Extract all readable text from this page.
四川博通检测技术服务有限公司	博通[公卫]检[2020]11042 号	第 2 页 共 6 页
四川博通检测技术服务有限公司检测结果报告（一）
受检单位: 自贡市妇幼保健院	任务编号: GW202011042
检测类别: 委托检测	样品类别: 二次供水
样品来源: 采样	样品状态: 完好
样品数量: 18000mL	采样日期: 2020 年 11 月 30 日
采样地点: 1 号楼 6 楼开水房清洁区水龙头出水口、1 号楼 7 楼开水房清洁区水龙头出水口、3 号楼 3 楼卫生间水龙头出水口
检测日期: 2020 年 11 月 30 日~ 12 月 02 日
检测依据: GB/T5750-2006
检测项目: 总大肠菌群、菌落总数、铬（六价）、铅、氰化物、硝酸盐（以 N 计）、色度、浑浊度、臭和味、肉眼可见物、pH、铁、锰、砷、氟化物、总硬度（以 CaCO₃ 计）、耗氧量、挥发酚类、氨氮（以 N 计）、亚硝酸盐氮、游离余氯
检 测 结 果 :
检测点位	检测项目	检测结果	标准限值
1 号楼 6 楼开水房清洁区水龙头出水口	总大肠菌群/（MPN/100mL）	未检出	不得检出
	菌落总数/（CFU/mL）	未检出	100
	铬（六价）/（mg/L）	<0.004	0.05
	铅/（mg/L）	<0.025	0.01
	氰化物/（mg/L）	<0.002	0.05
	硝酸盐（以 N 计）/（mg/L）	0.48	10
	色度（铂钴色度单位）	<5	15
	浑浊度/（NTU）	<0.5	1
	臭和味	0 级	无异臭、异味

######

Task details.
The records above must be repeated exactly, every one of them.

Solution for this exercise.
Extract all readable text from this page.
四川博通检测技术服务有限公司	博通[公卫]检[2020]11042 号	第 2 页 共 6 页
四川博通检测技术服务有限公司检测结果报告（一）
受检单位: 自贡市妇幼保健院	任务编号: GW202011042
检测类别: 委托检测	样品类别: 二次供水
样品来源: 采样	样品状态: 完好
样品数量: 18000mL	采样日期: 2020 年 11 月 30 日
采样地点: 1 号楼 6 楼开水房清洁区水龙头出水口、1 号楼 7 楼开水房清洁区水龙头出水口、3 号楼 3 楼卫生间水龙头出水口
检测日期: 2020 年 11 月 30 日~ 12 月 02 日
检测依据: GB/T5750-2006
检测项目: 总大肠菌群、菌落总数、铬（六价）、铅、氰化物、硝酸盐（以 N 计）、色度、浑浊度、臭和味、肉眼可见物、pH、铁、锰、砷、氟化物、总硬度（以 CaCO₃ 计）、耗氧量、挥发酚类、氨氮（以 N 计）、亚硝酸盐氮、游离余氯
检 测 结 果 :
检测点位	检测项目	检测结果	标准限值
1 号楼 6 楼开水房清洁区水龙头出水口	总大肠菌群/（MPN/100mL）	未检出	不得检出
	菌落总数/（CFU/mL）	未检出	100
	铬（六价）/（mg/L）	<0.004	0.05
	铅/（mg/L）	<0.025	0.01
	氰化物/（mg/L）	<0.002	0.05
	硝酸盐（以 N 计）/（mg/L）	0.48	10
	色度（铂钴色度单位）	<5	15
	浑浊度/（NTU）	<0.5	1
	臭和味	0 级	无异臭、异味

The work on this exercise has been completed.